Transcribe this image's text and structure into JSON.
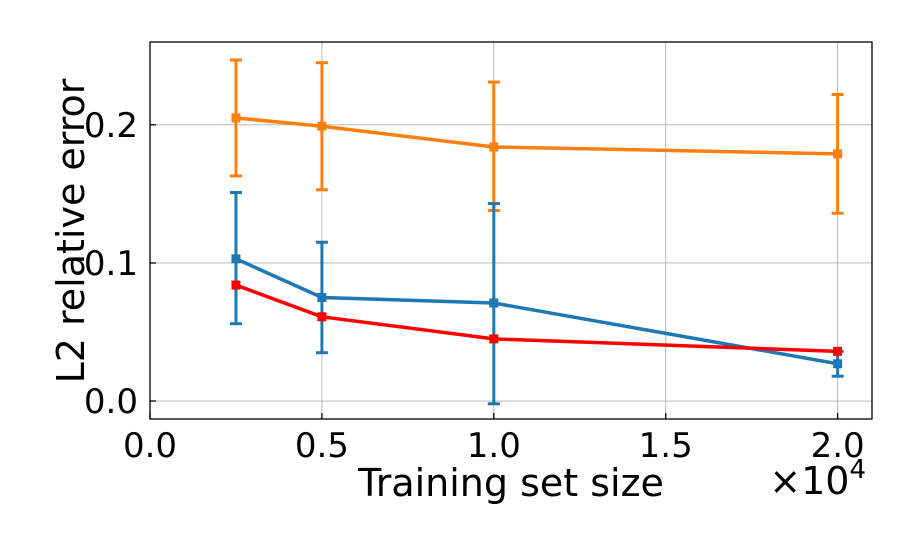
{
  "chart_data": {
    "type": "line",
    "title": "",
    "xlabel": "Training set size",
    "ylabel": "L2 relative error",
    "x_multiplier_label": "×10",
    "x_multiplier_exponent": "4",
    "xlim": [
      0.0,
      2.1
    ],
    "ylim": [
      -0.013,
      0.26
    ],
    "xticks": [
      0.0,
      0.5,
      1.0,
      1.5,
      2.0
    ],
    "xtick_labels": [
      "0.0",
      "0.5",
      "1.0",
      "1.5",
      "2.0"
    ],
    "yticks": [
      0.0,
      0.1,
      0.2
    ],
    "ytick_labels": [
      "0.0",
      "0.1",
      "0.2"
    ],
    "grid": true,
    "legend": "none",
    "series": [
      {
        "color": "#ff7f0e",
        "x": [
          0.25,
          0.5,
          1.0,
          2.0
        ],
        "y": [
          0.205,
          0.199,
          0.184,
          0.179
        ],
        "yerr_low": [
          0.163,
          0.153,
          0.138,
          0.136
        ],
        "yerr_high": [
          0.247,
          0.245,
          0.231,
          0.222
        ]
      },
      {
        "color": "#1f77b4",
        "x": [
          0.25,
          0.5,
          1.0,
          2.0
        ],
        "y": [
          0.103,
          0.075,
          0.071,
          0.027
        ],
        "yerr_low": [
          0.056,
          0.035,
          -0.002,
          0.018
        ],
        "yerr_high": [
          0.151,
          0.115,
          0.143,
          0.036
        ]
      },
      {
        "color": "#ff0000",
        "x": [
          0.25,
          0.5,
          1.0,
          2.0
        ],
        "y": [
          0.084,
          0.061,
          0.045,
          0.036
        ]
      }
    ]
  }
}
□ □ □ □ □
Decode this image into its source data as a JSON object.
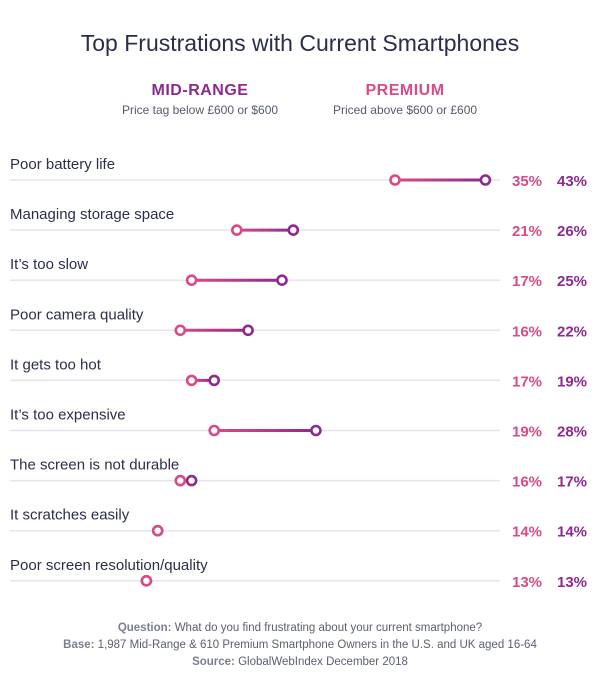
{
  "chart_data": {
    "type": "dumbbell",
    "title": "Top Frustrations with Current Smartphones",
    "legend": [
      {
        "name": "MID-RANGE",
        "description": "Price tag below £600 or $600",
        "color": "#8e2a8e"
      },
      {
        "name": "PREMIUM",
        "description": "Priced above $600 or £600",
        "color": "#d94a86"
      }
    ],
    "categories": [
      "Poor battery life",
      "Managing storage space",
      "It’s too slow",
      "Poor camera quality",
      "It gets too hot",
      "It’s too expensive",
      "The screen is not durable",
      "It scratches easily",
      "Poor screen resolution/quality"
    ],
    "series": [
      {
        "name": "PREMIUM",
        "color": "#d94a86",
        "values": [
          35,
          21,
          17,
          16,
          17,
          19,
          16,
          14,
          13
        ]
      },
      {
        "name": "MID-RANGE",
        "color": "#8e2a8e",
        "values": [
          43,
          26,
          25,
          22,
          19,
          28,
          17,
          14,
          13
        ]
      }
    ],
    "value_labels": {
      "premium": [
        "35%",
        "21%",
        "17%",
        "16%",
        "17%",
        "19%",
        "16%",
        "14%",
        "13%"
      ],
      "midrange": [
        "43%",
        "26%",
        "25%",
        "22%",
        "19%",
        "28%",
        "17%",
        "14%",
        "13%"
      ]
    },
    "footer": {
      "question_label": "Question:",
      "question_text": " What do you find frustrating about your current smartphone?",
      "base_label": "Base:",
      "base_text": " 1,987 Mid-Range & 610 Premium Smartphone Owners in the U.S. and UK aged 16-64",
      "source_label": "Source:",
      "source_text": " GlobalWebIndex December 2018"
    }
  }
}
□ □ □ □ □
Task to carry out: Copy every single line of the material above that holds "description".

Exercise result:
        "description": "Price tag below £600 or $600",
        "description": "Priced above $600 or £600",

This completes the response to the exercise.